◆ Figure dataset records ◆
····················
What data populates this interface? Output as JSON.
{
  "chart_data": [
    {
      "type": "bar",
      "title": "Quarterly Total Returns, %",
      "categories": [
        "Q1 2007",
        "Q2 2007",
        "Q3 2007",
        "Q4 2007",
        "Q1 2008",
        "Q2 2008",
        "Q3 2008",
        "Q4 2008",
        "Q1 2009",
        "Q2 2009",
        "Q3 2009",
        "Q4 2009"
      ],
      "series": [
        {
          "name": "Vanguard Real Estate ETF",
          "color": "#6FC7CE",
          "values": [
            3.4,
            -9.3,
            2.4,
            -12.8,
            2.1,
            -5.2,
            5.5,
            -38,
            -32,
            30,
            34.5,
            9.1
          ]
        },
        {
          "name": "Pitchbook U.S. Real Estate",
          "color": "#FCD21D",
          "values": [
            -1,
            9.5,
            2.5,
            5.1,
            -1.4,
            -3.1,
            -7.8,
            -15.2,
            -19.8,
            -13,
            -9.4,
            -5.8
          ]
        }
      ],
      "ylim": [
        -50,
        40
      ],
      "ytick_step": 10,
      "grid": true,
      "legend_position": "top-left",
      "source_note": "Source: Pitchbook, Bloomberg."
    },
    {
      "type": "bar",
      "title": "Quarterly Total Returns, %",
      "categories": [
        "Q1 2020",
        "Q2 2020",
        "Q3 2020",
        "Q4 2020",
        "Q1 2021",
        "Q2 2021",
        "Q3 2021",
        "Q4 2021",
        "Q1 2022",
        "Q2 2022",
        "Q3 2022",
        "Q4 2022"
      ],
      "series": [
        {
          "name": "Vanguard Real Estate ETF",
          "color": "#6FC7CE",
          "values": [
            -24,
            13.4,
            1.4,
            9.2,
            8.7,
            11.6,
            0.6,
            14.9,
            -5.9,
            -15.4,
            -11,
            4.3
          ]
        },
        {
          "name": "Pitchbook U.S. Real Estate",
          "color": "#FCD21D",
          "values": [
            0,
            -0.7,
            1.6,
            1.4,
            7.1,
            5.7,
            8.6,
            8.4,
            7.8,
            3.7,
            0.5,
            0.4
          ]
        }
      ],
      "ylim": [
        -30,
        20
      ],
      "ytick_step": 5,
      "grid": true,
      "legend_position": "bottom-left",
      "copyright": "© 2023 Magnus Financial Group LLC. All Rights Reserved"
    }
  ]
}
····················
◆ TASK DETAILS ◆
Each line of the listing should be copied exactly.

◆ EXERCISE SOLUTION ◆
What data populates this interface? Output as JSON.
{
  "chart_data": [
    {
      "type": "bar",
      "title": "Quarterly Total Returns, %",
      "categories": [
        "Q1 2007",
        "Q2 2007",
        "Q3 2007",
        "Q4 2007",
        "Q1 2008",
        "Q2 2008",
        "Q3 2008",
        "Q4 2008",
        "Q1 2009",
        "Q2 2009",
        "Q3 2009",
        "Q4 2009"
      ],
      "series": [
        {
          "name": "Vanguard Real Estate ETF",
          "color": "#6FC7CE",
          "values": [
            3.4,
            -9.3,
            2.4,
            -12.8,
            2.1,
            -5.2,
            5.5,
            -38,
            -32,
            30,
            34.5,
            9.1
          ]
        },
        {
          "name": "Pitchbook U.S. Real Estate",
          "color": "#FCD21D",
          "values": [
            -1,
            9.5,
            2.5,
            5.1,
            -1.4,
            -3.1,
            -7.8,
            -15.2,
            -19.8,
            -13,
            -9.4,
            -5.8
          ]
        }
      ],
      "ylim": [
        -50,
        40
      ],
      "ytick_step": 10,
      "grid": true,
      "legend_position": "top-left",
      "source_note": "Source: Pitchbook, Bloomberg."
    },
    {
      "type": "bar",
      "title": "Quarterly Total Returns, %",
      "categories": [
        "Q1 2020",
        "Q2 2020",
        "Q3 2020",
        "Q4 2020",
        "Q1 2021",
        "Q2 2021",
        "Q3 2021",
        "Q4 2021",
        "Q1 2022",
        "Q2 2022",
        "Q3 2022",
        "Q4 2022"
      ],
      "series": [
        {
          "name": "Vanguard Real Estate ETF",
          "color": "#6FC7CE",
          "values": [
            -24,
            13.4,
            1.4,
            9.2,
            8.7,
            11.6,
            0.6,
            14.9,
            -5.9,
            -15.4,
            -11,
            4.3
          ]
        },
        {
          "name": "Pitchbook U.S. Real Estate",
          "color": "#FCD21D",
          "values": [
            0,
            -0.7,
            1.6,
            1.4,
            7.1,
            5.7,
            8.6,
            8.4,
            7.8,
            3.7,
            0.5,
            0.4
          ]
        }
      ],
      "ylim": [
        -30,
        20
      ],
      "ytick_step": 5,
      "grid": true,
      "legend_position": "bottom-left",
      "copyright": "© 2023 Magnus Financial Group LLC. All Rights Reserved"
    }
  ]
}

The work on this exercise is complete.